---------- EXTRACTED DATA ----------
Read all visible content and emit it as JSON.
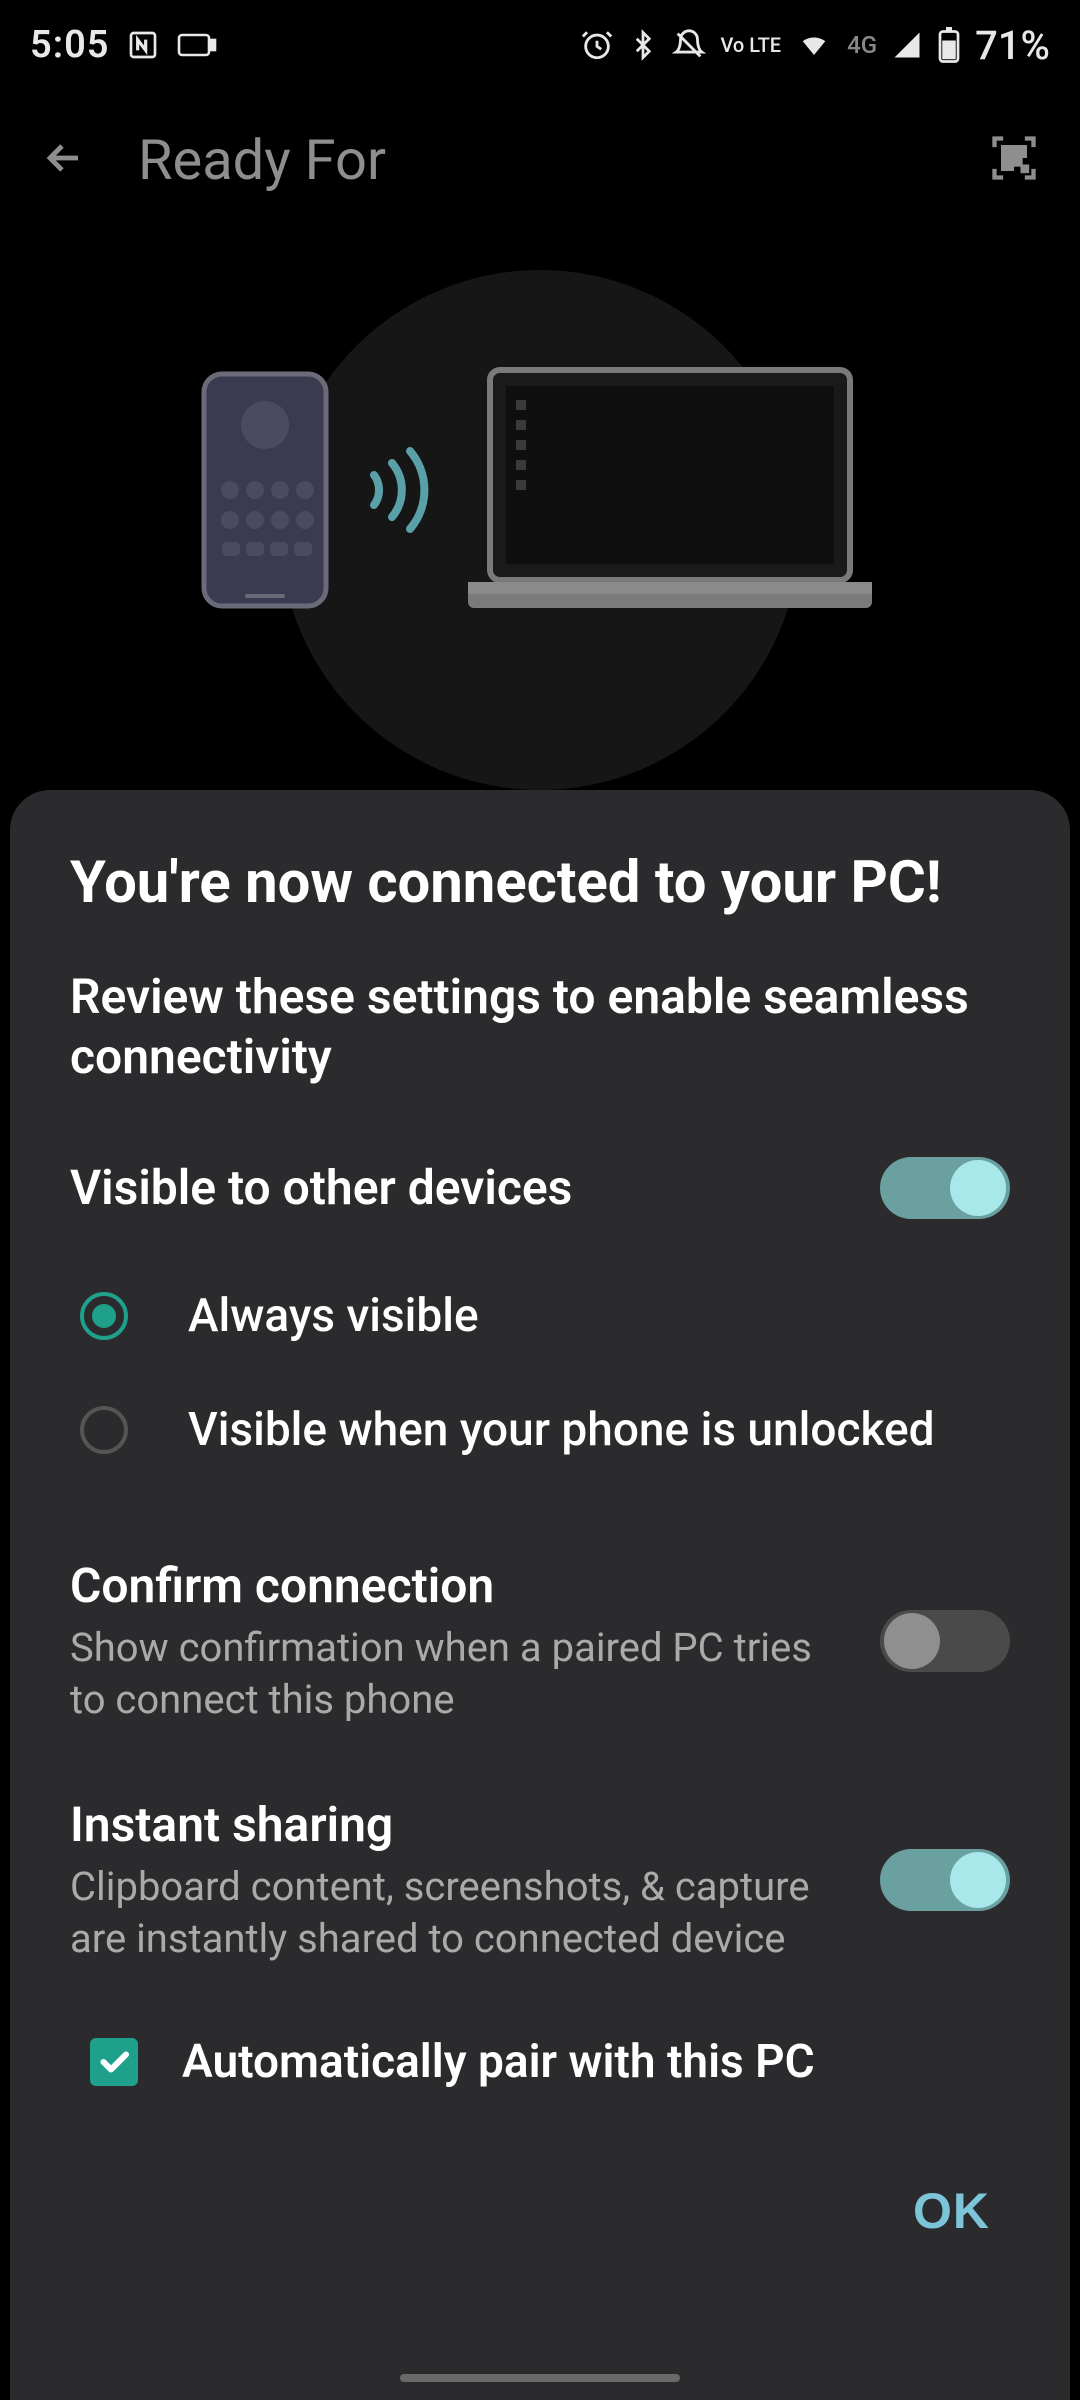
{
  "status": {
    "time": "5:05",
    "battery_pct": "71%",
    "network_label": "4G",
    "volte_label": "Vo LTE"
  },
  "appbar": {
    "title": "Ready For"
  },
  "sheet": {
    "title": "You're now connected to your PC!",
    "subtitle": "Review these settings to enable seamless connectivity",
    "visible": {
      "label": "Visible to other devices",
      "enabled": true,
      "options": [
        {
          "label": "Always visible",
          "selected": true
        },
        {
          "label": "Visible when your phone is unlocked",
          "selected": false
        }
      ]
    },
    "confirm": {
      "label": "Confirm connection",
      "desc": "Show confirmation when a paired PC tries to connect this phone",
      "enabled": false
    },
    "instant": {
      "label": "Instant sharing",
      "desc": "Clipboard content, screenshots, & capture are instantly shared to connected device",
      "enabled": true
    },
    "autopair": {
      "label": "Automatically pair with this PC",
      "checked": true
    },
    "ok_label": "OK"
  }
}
----------
**TASK:** Copy every line of the material in which the word "connected" occurs.

**EXERCISE RESULT:**
    "title": "You're now connected to your PC!",
      "desc": "Clipboard content, screenshots, & capture are instantly shared to connected device",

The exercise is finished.